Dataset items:

## start

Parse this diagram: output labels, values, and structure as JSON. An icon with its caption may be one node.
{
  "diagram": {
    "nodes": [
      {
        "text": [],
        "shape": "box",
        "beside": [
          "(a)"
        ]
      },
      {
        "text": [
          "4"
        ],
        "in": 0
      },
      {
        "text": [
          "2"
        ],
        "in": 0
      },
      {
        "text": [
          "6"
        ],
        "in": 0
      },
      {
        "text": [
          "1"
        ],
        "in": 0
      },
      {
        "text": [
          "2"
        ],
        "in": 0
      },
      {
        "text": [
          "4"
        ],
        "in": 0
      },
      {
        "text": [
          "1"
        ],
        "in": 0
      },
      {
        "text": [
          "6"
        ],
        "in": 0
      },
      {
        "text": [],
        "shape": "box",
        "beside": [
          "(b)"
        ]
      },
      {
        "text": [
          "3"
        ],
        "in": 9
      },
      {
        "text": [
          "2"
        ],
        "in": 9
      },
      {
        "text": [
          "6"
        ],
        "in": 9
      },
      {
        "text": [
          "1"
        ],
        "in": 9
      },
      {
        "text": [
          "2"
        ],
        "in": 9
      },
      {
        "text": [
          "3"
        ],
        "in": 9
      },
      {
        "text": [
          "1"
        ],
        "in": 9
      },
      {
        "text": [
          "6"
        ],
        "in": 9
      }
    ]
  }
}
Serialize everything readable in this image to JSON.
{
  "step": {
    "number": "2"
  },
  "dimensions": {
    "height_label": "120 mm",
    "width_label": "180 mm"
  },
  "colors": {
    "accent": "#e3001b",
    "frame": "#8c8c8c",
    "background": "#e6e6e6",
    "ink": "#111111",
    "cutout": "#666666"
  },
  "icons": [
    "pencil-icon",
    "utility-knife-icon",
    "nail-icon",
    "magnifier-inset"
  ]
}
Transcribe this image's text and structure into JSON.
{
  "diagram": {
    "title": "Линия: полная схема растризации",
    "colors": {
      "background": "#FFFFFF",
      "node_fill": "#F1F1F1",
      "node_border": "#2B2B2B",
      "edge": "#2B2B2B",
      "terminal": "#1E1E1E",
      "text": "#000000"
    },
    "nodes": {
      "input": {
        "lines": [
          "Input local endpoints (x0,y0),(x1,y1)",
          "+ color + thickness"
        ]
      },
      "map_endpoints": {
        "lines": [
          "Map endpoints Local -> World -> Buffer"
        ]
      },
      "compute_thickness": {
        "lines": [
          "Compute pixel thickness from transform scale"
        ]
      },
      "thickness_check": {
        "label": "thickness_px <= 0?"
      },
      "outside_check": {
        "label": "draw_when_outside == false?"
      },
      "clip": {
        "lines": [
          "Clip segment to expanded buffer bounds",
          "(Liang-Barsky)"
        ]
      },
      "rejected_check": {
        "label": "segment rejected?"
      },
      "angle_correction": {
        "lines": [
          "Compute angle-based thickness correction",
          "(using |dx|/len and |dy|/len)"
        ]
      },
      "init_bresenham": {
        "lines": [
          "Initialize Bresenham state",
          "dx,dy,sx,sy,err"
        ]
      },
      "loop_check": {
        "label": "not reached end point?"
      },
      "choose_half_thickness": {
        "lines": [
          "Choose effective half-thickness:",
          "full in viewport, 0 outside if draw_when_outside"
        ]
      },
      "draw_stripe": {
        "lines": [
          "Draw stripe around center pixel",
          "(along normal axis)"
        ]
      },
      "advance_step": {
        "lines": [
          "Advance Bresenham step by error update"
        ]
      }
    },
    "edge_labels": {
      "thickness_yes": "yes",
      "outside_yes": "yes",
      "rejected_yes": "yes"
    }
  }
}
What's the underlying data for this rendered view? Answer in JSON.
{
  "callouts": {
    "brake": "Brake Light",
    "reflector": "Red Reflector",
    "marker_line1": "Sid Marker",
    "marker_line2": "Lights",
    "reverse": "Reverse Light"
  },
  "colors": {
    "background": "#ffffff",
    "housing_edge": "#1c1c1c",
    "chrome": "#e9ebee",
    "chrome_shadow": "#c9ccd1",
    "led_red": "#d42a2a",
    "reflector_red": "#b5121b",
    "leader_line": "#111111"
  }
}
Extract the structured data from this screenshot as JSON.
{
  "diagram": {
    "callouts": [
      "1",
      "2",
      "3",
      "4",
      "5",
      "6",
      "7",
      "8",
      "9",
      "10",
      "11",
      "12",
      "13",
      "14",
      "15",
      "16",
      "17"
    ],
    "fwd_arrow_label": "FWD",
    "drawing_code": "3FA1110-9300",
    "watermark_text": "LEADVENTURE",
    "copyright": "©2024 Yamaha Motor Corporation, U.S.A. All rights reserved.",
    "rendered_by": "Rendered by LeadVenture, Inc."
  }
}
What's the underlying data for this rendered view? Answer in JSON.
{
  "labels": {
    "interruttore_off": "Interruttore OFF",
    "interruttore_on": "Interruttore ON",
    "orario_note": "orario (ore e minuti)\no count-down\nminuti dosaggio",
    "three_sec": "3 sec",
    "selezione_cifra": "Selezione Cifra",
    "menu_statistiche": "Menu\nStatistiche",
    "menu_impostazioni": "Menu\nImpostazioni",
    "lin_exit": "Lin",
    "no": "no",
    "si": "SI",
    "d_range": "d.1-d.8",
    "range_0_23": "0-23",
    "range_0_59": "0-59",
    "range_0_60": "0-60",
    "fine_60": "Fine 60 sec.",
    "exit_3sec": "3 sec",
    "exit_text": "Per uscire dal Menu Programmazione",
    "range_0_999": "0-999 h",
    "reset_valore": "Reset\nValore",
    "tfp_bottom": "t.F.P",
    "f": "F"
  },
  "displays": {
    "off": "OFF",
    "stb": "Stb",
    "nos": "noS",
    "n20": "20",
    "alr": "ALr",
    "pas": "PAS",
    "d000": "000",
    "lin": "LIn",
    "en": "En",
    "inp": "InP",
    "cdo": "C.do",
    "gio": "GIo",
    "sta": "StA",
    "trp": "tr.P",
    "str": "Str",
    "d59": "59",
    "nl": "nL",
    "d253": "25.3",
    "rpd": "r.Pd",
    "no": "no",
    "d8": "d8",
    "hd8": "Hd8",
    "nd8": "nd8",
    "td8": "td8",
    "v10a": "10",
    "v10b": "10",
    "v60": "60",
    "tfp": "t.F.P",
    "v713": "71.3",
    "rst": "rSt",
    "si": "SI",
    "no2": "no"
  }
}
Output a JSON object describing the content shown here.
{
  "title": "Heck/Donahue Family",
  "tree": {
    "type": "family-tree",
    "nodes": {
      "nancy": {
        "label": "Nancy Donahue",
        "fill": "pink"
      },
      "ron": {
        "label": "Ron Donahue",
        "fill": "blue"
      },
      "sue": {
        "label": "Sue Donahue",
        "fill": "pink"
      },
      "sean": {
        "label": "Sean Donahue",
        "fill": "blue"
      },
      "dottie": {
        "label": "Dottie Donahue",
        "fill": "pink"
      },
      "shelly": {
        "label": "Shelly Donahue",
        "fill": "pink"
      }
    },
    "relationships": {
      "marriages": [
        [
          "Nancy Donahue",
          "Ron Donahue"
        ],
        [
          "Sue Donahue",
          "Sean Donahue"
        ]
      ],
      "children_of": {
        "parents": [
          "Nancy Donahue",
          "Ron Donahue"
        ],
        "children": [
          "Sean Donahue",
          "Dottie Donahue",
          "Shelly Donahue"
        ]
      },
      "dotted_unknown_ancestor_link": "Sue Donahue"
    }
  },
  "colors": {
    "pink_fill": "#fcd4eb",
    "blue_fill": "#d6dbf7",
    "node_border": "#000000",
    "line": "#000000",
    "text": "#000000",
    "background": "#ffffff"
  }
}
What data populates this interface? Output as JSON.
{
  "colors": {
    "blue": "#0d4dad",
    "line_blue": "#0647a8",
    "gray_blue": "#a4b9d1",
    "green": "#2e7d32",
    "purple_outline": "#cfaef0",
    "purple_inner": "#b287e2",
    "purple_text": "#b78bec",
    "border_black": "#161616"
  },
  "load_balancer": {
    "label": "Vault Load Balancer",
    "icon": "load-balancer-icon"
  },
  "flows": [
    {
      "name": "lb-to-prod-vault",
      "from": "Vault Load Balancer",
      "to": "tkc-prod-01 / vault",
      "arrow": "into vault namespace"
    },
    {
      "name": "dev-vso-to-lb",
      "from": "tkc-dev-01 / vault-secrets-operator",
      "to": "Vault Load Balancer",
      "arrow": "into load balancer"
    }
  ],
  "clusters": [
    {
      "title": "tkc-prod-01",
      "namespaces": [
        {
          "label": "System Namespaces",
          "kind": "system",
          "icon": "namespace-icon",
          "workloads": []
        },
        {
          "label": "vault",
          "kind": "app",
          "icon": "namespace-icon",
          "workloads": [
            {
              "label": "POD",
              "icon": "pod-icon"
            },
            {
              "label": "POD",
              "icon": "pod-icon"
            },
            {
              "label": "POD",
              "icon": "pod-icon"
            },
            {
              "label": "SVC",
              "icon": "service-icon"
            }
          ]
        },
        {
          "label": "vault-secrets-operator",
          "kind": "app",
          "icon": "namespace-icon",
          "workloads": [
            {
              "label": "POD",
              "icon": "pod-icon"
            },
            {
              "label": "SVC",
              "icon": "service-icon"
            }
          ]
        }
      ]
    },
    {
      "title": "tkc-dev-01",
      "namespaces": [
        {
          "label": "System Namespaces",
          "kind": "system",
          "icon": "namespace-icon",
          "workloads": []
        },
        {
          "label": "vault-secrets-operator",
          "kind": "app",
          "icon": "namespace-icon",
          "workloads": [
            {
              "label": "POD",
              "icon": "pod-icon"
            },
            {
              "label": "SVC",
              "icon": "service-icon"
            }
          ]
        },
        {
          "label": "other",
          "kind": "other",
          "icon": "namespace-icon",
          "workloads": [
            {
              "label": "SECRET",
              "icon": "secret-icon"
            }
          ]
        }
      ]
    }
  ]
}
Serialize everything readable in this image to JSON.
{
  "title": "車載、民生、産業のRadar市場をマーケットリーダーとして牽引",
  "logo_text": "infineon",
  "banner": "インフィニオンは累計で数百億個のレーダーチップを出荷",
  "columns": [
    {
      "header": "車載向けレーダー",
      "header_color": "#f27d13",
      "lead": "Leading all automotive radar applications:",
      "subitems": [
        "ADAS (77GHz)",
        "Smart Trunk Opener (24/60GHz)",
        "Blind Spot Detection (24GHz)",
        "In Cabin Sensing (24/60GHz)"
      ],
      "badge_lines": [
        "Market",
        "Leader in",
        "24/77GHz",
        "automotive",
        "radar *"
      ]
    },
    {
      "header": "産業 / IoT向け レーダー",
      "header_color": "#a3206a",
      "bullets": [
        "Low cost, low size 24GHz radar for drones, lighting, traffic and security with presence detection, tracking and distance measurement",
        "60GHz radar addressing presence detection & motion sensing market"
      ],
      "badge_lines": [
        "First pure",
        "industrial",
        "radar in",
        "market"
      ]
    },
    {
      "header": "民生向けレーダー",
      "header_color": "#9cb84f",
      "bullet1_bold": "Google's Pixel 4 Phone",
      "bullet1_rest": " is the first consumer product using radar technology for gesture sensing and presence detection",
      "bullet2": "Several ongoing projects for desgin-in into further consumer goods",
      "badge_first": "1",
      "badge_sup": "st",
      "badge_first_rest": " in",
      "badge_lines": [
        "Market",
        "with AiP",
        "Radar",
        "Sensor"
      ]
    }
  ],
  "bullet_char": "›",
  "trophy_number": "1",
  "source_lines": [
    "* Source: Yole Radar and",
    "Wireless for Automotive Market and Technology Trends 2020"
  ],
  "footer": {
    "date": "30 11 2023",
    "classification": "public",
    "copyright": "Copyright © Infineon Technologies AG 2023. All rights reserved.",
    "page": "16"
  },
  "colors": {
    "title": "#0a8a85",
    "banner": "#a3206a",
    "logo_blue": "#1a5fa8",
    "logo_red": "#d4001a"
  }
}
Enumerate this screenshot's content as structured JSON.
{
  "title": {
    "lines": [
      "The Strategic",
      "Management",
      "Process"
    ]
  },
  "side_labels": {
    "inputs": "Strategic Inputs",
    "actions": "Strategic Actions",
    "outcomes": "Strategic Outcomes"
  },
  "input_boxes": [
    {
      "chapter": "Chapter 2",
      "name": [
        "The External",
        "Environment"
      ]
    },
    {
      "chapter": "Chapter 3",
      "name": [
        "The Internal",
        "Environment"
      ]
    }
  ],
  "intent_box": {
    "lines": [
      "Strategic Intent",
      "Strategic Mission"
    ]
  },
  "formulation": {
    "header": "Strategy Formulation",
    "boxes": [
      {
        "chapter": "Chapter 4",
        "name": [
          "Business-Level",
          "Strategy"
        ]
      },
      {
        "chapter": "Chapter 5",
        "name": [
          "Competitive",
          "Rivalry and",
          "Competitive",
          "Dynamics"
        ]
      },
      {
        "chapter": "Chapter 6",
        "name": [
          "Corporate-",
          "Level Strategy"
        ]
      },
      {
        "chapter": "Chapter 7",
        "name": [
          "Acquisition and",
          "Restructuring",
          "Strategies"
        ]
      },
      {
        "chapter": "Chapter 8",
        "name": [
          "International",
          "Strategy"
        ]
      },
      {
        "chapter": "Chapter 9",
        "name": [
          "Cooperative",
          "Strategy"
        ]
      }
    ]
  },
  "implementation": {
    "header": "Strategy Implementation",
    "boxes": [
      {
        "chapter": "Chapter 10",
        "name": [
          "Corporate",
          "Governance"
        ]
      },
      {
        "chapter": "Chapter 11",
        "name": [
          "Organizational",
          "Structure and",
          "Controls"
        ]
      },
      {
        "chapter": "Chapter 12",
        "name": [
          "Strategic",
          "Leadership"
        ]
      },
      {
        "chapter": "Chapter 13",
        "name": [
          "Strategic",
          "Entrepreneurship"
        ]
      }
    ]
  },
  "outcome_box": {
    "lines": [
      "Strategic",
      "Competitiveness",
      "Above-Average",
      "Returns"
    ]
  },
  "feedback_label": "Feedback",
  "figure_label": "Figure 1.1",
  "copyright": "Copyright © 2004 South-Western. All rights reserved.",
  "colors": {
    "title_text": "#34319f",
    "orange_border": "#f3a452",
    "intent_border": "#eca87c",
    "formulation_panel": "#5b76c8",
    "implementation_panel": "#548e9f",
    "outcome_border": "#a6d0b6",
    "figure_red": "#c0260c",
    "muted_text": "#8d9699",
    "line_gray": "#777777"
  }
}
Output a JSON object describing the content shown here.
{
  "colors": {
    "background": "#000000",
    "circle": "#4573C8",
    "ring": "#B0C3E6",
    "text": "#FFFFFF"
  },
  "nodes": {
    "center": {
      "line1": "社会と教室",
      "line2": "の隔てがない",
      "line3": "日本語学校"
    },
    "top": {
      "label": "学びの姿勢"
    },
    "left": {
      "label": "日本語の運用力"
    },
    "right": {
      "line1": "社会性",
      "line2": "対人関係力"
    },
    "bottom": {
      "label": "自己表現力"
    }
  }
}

## end

WHAT NEEDS TO BE DONE
Look for lines containing the string "this" and copy them all.

RIGHT ANSWER
Parse this diagram: output labels, values, and structure as JSON. An icon with its caption may be one node.
Serialize everything readable in this image to JSON.
Transcribe this image's text and structure into JSON.
What's the underlying data for this rendered view? Answer in JSON.
Extract the structured data from this screenshot as JSON.
What's the underlying data for this rendered view? Answer in JSON.
What data populates this interface? Output as JSON.
Serialize everything readable in this image to JSON.
Enumerate this screenshot's content as structured JSON.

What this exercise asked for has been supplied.